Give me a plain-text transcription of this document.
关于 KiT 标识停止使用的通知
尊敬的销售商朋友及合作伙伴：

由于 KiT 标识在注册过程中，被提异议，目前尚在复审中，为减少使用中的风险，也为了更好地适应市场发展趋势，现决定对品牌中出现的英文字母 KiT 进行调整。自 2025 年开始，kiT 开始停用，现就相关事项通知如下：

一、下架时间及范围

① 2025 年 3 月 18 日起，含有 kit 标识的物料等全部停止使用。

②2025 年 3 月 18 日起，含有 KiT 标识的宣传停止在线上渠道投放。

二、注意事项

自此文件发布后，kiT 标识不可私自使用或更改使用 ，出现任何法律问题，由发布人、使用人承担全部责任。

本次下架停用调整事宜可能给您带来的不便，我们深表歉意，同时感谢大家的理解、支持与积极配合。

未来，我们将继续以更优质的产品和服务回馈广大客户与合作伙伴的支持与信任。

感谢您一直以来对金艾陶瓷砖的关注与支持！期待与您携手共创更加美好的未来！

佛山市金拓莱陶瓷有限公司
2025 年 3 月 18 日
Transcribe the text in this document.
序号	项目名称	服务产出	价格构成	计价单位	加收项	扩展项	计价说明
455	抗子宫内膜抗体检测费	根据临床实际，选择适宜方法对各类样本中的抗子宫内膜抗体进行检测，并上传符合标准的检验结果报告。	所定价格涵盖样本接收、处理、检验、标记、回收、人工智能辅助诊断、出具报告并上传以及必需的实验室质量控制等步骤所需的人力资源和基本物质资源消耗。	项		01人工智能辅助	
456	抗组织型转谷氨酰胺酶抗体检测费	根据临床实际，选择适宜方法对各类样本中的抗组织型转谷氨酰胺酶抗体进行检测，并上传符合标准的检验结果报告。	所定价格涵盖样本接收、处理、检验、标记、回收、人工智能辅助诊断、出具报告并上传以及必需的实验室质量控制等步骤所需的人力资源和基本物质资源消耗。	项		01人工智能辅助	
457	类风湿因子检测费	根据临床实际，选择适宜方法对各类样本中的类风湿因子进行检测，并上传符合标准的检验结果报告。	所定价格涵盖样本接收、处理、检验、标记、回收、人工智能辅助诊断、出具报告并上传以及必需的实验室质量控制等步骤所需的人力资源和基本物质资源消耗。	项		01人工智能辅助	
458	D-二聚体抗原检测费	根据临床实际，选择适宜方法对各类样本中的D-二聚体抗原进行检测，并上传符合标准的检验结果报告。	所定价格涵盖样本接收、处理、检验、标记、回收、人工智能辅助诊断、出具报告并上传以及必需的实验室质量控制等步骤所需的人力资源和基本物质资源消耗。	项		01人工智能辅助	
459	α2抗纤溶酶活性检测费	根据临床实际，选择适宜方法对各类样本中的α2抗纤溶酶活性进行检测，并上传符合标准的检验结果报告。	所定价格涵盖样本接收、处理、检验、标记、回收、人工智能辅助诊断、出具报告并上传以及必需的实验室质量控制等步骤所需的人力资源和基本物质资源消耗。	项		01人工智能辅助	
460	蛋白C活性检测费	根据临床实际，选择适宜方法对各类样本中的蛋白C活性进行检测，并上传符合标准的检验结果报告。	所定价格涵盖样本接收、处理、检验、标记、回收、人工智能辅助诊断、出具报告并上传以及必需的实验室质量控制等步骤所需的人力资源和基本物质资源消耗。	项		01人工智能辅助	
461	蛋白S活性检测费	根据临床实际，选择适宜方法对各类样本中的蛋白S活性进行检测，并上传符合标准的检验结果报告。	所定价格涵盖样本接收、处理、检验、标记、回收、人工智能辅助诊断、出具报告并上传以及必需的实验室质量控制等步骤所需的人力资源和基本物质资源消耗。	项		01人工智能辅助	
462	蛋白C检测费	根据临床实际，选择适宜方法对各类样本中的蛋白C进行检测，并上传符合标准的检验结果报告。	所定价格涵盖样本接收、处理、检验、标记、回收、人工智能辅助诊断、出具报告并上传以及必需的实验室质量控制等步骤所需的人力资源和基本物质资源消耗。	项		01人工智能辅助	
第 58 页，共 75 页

◇ ◇ ◇ ◇ ◇ ◇ ◇

Your goal:
Copy all lines of the material above where the string "人工智能辅助诊断" occurs.

Response to the task:
455	抗子宫内膜抗体检测费	根据临床实际，选择适宜方法对各类样本中的抗子宫内膜抗体进行检测，并上传符合标准的检验结果报告。	所定价格涵盖样本接收、处理、检验、标记、回收、人工智能辅助诊断、出具报告并上传以及必需的实验室质量控制等步骤所需的人力资源和基本物质资源消耗。	项		01人工智能辅助	
456	抗组织型转谷氨酰胺酶抗体检测费	根据临床实际，选择适宜方法对各类样本中的抗组织型转谷氨酰胺酶抗体进行检测，并上传符合标准的检验结果报告。	所定价格涵盖样本接收、处理、检验、标记、回收、人工智能辅助诊断、出具报告并上传以及必需的实验室质量控制等步骤所需的人力资源和基本物质资源消耗。	项		01人工智能辅助	
457	类风湿因子检测费	根据临床实际，选择适宜方法对各类样本中的类风湿因子进行检测，并上传符合标准的检验结果报告。	所定价格涵盖样本接收、处理、检验、标记、回收、人工智能辅助诊断、出具报告并上传以及必需的实验室质量控制等步骤所需的人力资源和基本物质资源消耗。	项		01人工智能辅助	
458	D-二聚体抗原检测费	根据临床实际，选择适宜方法对各类样本中的D-二聚体抗原进行检测，并上传符合标准的检验结果报告。	所定价格涵盖样本接收、处理、检验、标记、回收、人工智能辅助诊断、出具报告并上传以及必需的实验室质量控制等步骤所需的人力资源和基本物质资源消耗。	项		01人工智能辅助	
459	α2抗纤溶酶活性检测费	根据临床实际，选择适宜方法对各类样本中的α2抗纤溶酶活性进行检测，并上传符合标准的检验结果报告。	所定价格涵盖样本接收、处理、检验、标记、回收、人工智能辅助诊断、出具报告并上传以及必需的实验室质量控制等步骤所需的人力资源和基本物质资源消耗。	项		01人工智能辅助	
460	蛋白C活性检测费	根据临床实际，选择适宜方法对各类样本中的蛋白C活性进行检测，并上传符合标准的检验结果报告。	所定价格涵盖样本接收、处理、检验、标记、回收、人工智能辅助诊断、出具报告并上传以及必需的实验室质量控制等步骤所需的人力资源和基本物质资源消耗。	项		01人工智能辅助	
461	蛋白S活性检测费	根据临床实际，选择适宜方法对各类样本中的蛋白S活性进行检测，并上传符合标准的检验结果报告。	所定价格涵盖样本接收、处理、检验、标记、回收、人工智能辅助诊断、出具报告并上传以及必需的实验室质量控制等步骤所需的人力资源和基本物质资源消耗。	项		01人工智能辅助	
462	蛋白C检测费	根据临床实际，选择适宜方法对各类样本中的蛋白C进行检测，并上传符合标准的检验结果报告。	所定价格涵盖样本接收、处理、检验、标记、回收、人工智能辅助诊断、出具报告并上传以及必需的实验室质量控制等步骤所需的人力资源和基本物质资源消耗。	项		01人工智能辅助	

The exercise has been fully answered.